• **WRITTEN TASK**:
For every line in the data below that contains "structured", copy the line.

• **RECORDS SUPPLIED**:
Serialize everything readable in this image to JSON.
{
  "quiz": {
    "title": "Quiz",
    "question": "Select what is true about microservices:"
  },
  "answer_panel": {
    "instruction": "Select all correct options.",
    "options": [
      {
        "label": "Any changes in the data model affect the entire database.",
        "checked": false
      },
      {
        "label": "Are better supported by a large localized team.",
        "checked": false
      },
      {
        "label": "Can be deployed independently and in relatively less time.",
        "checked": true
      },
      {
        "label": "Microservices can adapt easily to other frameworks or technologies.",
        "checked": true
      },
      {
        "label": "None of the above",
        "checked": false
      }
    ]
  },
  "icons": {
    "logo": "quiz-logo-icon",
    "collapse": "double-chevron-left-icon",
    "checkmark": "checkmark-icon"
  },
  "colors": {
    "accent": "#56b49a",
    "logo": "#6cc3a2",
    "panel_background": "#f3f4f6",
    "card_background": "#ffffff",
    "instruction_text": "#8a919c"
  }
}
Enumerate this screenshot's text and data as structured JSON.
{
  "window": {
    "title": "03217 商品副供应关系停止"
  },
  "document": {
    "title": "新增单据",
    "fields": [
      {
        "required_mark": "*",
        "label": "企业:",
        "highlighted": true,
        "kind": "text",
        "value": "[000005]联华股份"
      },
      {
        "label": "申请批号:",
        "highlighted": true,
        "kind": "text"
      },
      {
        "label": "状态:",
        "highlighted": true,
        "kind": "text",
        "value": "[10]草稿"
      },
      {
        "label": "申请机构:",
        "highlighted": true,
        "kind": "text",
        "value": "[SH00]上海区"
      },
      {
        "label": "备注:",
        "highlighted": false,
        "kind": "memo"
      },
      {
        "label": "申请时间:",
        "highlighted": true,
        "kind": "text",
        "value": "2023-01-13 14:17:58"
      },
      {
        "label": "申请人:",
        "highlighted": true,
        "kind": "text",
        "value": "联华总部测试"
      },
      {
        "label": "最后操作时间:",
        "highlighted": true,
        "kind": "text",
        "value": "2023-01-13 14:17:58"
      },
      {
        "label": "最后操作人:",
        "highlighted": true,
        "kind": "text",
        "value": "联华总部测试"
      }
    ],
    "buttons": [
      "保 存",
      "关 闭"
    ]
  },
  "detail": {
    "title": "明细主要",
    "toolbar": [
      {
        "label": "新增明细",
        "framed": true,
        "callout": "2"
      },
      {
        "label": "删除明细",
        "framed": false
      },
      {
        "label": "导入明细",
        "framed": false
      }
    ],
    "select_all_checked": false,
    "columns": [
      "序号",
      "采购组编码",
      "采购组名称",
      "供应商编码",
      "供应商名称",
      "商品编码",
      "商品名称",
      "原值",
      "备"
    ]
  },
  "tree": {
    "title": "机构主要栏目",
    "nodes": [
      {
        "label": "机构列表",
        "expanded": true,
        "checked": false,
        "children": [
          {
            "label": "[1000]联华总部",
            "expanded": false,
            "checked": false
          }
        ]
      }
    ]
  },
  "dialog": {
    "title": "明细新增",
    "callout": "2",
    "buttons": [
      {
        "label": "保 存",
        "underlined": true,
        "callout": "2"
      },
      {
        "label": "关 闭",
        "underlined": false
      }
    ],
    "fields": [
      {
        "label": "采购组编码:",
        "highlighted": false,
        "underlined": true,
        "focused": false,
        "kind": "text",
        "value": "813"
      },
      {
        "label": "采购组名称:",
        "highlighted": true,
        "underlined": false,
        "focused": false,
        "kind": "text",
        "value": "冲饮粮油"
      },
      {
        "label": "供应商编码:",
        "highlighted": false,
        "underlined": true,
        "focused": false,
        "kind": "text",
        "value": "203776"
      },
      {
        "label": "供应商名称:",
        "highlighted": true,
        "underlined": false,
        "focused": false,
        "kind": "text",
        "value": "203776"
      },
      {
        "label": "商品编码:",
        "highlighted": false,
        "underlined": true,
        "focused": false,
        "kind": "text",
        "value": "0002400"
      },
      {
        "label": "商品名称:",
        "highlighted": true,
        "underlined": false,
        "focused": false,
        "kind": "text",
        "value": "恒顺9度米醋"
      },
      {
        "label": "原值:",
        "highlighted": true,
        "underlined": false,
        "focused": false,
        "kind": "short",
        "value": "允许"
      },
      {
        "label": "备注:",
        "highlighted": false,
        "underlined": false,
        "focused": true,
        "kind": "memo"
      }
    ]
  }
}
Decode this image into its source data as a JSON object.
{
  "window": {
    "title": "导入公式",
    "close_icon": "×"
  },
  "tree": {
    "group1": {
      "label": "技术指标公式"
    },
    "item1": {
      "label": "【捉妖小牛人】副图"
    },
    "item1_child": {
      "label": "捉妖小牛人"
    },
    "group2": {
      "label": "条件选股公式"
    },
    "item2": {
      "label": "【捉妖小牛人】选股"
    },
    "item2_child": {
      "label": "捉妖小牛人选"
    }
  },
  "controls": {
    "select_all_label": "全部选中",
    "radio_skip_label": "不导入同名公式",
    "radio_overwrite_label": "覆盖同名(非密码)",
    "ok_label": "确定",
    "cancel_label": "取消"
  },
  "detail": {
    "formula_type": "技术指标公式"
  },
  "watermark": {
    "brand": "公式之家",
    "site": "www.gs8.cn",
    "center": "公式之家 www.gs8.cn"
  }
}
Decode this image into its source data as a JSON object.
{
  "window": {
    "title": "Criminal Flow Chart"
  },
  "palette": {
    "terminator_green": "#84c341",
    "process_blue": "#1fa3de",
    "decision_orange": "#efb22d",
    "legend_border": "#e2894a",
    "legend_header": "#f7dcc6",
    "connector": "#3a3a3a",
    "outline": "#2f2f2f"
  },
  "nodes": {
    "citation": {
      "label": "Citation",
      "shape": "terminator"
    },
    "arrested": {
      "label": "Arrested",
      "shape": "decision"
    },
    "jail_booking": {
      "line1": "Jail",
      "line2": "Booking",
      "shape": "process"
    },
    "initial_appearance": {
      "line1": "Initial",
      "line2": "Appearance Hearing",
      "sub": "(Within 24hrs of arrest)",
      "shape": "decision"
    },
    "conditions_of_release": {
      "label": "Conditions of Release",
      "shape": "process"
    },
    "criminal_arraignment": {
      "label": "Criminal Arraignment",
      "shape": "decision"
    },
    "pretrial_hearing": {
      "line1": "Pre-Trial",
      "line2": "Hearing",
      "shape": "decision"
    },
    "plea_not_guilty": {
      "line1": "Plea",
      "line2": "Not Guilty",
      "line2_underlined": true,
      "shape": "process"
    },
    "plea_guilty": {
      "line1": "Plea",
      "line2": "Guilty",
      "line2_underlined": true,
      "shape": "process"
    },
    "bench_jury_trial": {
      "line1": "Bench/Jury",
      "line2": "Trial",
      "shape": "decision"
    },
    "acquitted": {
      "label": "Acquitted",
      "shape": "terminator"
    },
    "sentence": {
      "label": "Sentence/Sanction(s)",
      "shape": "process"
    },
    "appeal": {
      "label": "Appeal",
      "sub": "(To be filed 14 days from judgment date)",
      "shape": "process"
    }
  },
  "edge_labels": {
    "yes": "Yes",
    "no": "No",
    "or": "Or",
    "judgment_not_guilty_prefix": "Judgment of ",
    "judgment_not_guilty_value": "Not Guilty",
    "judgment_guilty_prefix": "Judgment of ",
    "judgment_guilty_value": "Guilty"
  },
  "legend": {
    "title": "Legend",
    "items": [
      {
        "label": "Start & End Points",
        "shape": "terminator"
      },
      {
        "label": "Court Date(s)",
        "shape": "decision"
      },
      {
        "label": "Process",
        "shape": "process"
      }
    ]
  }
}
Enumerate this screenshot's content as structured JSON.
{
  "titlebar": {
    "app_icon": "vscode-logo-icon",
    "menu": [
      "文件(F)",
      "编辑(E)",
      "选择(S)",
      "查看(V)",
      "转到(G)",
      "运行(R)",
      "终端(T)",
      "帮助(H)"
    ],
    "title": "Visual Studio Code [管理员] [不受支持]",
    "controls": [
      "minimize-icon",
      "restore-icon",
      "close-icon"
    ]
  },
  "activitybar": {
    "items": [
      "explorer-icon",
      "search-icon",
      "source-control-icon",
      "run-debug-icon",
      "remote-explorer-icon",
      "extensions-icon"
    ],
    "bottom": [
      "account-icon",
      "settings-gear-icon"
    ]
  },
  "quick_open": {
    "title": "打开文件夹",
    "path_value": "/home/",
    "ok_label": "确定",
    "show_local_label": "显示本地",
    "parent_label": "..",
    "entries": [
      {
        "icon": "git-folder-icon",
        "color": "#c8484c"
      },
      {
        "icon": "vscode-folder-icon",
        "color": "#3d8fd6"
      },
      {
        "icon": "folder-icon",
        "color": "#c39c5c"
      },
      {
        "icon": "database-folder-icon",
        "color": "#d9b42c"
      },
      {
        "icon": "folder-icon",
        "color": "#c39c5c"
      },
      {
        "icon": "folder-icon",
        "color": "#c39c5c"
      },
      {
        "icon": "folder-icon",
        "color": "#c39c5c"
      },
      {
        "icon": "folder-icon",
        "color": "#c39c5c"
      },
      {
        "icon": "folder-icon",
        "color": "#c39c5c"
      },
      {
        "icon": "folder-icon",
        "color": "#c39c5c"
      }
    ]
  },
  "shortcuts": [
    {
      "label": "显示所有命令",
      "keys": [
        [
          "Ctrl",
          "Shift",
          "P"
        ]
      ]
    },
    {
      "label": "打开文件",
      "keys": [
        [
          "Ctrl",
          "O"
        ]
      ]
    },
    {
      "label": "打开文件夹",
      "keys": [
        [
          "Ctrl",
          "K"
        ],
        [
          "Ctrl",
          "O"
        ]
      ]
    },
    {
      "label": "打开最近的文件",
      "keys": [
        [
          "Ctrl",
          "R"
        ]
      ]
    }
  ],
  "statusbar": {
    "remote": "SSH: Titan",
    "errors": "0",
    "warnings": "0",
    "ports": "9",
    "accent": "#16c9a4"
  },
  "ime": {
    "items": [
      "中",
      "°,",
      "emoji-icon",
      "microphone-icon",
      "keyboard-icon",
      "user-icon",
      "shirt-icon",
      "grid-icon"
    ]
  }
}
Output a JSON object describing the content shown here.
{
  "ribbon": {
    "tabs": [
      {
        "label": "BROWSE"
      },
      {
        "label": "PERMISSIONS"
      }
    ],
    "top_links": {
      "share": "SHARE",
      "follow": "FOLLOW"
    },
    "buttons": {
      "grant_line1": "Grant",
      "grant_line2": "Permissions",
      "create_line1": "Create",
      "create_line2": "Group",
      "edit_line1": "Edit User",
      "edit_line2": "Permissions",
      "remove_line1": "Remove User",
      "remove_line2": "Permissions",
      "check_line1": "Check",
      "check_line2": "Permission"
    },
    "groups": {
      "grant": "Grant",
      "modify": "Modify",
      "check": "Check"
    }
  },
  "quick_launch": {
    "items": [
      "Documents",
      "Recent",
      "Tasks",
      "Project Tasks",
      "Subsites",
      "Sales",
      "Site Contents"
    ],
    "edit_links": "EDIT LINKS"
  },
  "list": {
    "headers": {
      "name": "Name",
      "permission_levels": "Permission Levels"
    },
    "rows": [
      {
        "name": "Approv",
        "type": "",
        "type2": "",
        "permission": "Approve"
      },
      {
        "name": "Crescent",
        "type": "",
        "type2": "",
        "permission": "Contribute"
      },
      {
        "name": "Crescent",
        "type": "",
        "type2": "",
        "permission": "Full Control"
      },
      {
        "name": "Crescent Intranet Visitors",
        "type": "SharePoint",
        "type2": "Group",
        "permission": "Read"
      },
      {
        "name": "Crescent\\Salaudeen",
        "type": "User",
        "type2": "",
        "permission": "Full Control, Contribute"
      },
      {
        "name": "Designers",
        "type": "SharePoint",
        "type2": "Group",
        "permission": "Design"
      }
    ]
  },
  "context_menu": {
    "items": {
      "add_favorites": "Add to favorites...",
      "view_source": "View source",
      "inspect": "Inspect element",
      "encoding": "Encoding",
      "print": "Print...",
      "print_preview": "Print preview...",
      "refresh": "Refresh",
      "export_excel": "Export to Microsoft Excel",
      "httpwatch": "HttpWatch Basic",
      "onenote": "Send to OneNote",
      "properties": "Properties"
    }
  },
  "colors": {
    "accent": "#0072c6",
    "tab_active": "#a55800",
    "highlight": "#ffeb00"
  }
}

• **REPLY TO THE EXERCISE**:
Enumerate this screenshot's text and data as structured JSON.
Enumerate this screenshot's content as structured JSON.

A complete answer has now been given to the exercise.